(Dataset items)
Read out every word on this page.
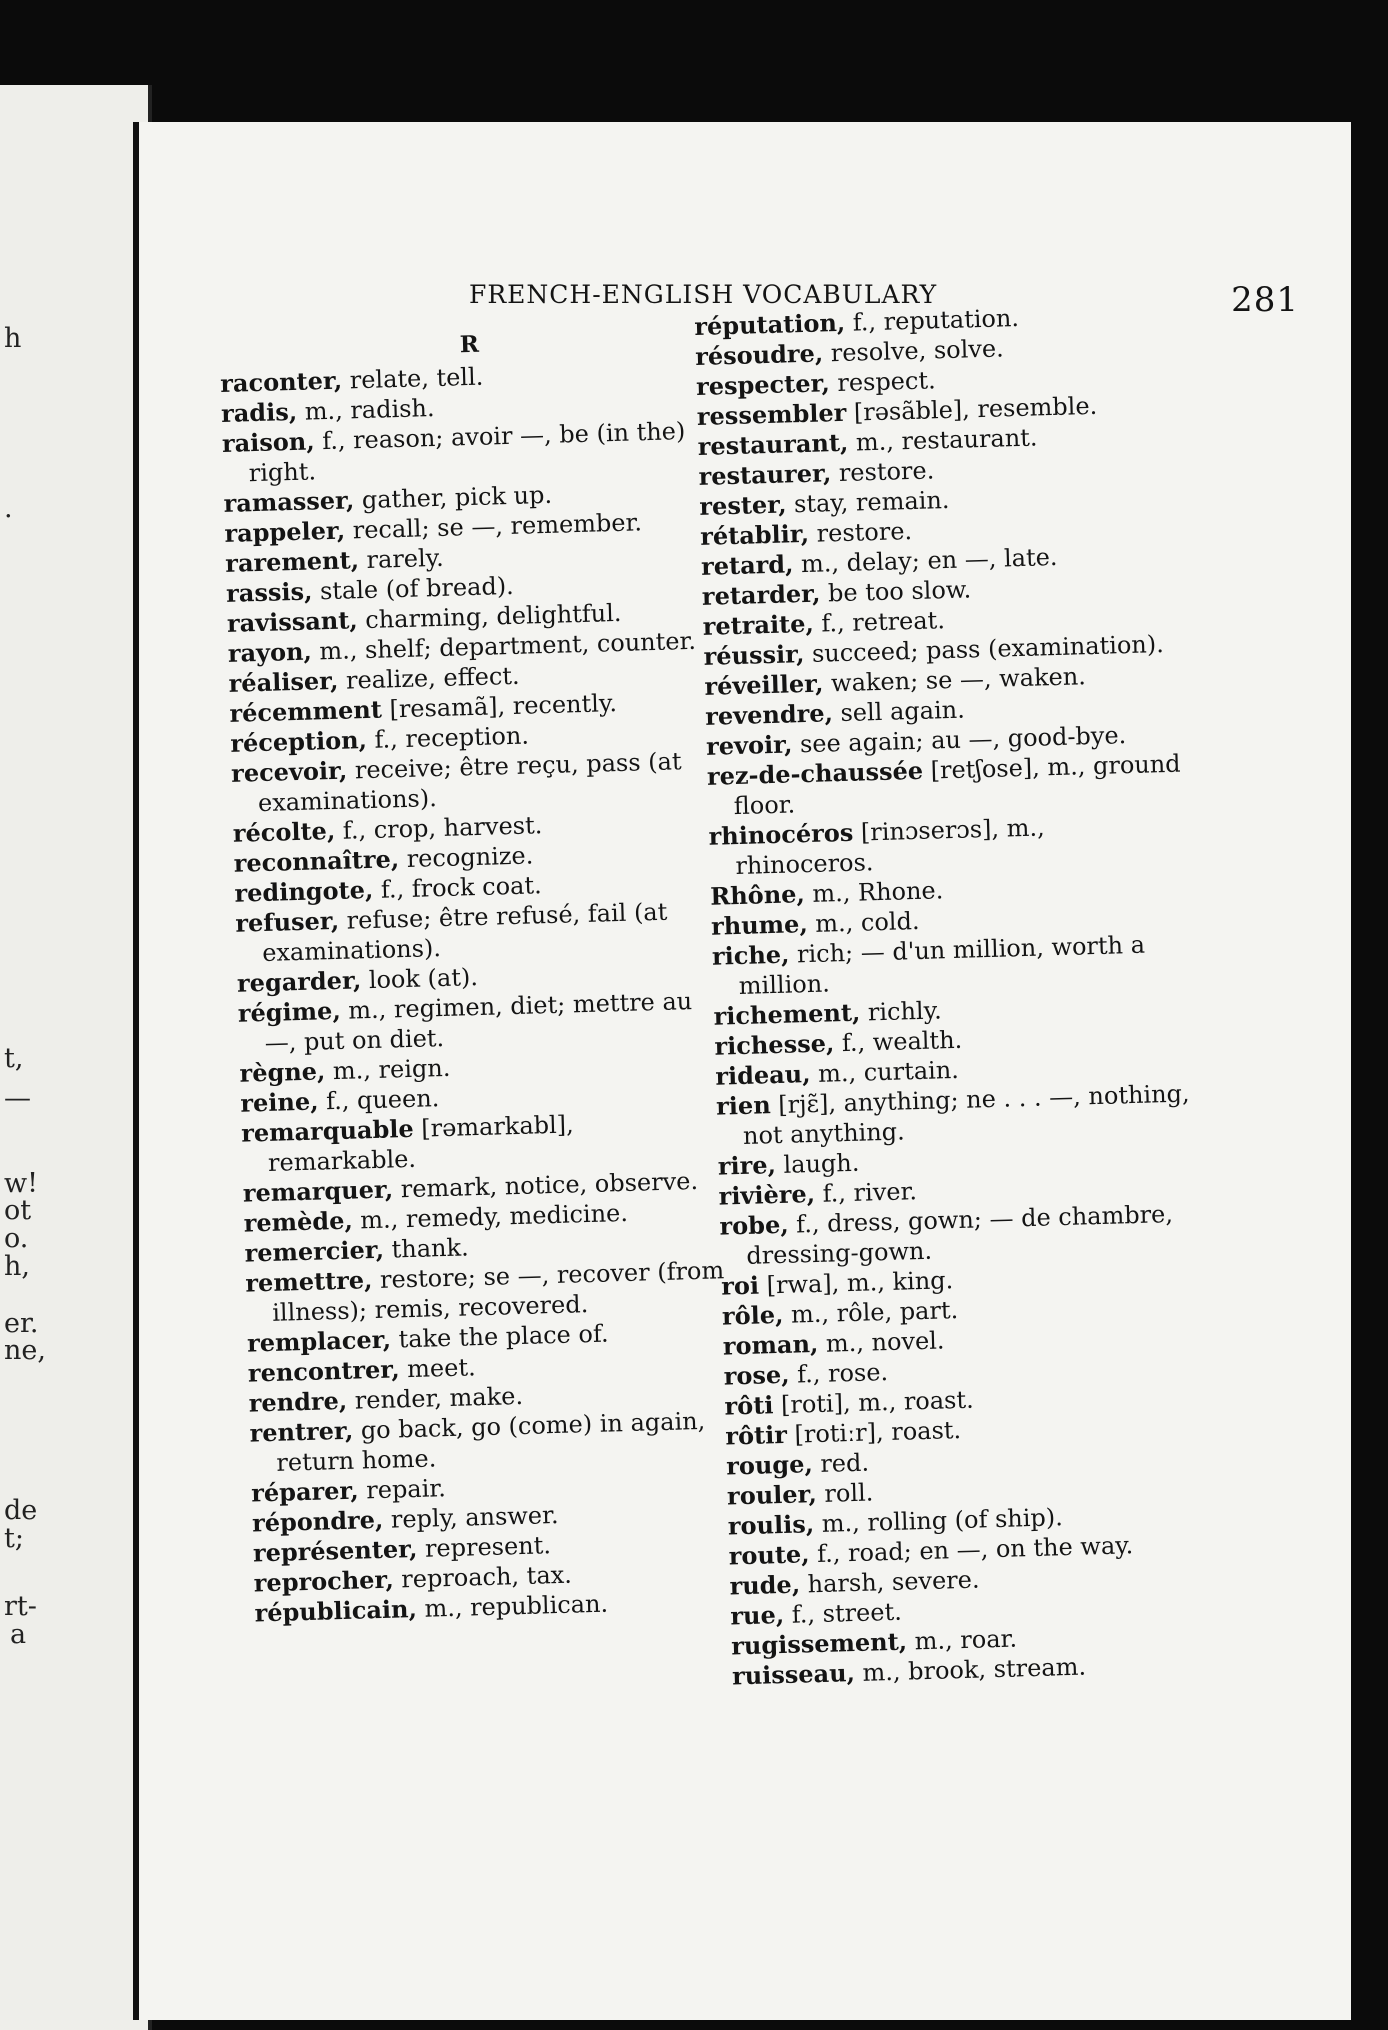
h
t,
—
w!
ot
o.
h,
er.
ne,
de
t;
rt-
a
.
FRENCH-ENGLISH VOCABULARY	281
R

raconter, relate, tell.

radis, m., radish.

raison, f., reason; avoir —, be (in the) right.

ramasser, gather, pick up.

rappeler, recall; se —, remember.

rarement, rarely.

rassis, stale (of bread).

ravissant, charming, delightful.

rayon, m., shelf; department, counter.

réaliser, realize, effect.

récemment [resamã], recently.

réception, f., reception.

recevoir, receive; être reçu, pass (at examinations).

récolte, f., crop, harvest.

reconnaître, recognize.

redingote, f., frock coat.

refuser, refuse; être refusé, fail (at examinations).

regarder, look (at).

régime, m., regimen, diet; mettre au —, put on diet.

règne, m., reign.

reine, f., queen.

remarquable [rəmarkabl], remarkable.

remarquer, remark, notice, observe.

remède, m., remedy, medicine.

remercier, thank.

remettre, restore; se —, recover (from illness); remis, recovered.

remplacer, take the place of.

rencontrer, meet.

rendre, render, make.

rentrer, go back, go (come) in again, return home.

réparer, repair.

répondre, reply, answer.

représenter, represent.

reprocher, reproach, tax.

républicain, m., republican.

réputation, f., reputation.

résoudre, resolve, solve.

respecter, respect.

ressembler [rəsãble], resemble.

restaurant, m., restaurant.

restaurer, restore.

rester, stay, remain.

rétablir, restore.

retard, m., delay; en —, late.

retarder, be too slow.

retraite, f., retreat.

réussir, succeed; pass (examination).

réveiller, waken; se —, waken.

revendre, sell again.

revoir, see again; au —, good-bye.

rez-de-chaussée [retʃose], m., ground floor.

rhinocéros [rinɔserɔs], m., rhinoceros.

Rhône, m., Rhone.

rhume, m., cold.

riche, rich; — d'un million, worth a million.

richement, richly.

richesse, f., wealth.

rideau, m., curtain.

rien [rjɛ̃], anything; ne . . . —, nothing, not anything.

rire, laugh.

rivière, f., river.

robe, f., dress, gown; — de chambre, dressing-gown.

roi [rwa], m., king.

rôle, m., rôle, part.

roman, m., novel.

rose, f., rose.

rôti [roti], m., roast.

rôtir [rotiːr], roast.

rouge, red.

rouler, roll.

roulis, m., rolling (of ship).

route, f., road; en —, on the way.

rude, harsh, severe.

rue, f., street.

rugissement, m., roar.

ruisseau, m., brook, stream.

→ Your instructions
Among the entries above, how many lines hold the string "restore"? Give the number by itself.

→ The result
3